Job:
Report, as a bare number, how many lines hold "marginal".

###

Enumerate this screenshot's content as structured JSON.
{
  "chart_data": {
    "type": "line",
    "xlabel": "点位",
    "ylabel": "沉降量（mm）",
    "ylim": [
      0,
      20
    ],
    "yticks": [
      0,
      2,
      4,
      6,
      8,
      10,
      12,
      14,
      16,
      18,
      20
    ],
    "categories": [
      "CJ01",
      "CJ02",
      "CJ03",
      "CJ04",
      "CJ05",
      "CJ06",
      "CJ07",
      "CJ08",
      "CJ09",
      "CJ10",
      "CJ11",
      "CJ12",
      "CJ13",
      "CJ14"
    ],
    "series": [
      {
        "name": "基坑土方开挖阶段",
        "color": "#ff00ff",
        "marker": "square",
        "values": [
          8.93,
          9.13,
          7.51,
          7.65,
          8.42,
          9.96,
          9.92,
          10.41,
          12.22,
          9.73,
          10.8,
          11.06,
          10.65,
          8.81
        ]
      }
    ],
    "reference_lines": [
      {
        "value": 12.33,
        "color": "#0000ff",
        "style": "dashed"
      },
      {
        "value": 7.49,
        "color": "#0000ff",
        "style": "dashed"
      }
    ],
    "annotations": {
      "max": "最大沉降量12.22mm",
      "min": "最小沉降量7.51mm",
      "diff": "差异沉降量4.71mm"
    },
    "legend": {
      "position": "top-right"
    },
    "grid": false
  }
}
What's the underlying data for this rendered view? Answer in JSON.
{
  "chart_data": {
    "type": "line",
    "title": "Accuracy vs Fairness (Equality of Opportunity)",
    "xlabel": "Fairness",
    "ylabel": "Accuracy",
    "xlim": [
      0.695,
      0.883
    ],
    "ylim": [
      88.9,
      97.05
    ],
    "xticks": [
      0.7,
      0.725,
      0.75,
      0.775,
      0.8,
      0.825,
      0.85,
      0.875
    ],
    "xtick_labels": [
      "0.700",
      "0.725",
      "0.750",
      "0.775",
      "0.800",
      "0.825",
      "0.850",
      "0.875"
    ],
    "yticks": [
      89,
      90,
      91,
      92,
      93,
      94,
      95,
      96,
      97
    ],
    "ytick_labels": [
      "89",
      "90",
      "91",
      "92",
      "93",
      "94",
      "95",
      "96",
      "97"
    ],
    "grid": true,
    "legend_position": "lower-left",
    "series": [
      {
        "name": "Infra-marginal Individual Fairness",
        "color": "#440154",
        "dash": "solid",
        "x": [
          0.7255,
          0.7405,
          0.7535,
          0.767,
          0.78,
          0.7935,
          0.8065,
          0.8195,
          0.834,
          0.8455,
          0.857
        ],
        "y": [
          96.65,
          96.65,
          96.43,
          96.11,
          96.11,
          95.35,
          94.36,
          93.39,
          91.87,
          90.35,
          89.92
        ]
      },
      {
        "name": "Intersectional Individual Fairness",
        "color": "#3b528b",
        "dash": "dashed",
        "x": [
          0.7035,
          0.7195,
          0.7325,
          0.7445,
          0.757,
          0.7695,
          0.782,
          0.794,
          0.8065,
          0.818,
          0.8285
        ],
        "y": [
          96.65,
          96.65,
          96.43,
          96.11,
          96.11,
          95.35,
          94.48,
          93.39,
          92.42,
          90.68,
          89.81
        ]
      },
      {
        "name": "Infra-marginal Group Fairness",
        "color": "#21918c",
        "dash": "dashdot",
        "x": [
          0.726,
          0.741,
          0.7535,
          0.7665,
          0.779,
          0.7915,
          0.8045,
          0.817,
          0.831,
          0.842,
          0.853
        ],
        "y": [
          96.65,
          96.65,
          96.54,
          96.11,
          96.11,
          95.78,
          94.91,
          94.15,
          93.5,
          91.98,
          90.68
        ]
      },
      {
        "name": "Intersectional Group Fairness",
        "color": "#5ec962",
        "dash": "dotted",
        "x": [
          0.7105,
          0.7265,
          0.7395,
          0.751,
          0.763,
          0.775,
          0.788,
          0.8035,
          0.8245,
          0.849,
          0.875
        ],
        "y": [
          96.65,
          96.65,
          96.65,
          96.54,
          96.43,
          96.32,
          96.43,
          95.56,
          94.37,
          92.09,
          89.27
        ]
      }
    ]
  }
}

###

Written answer:
2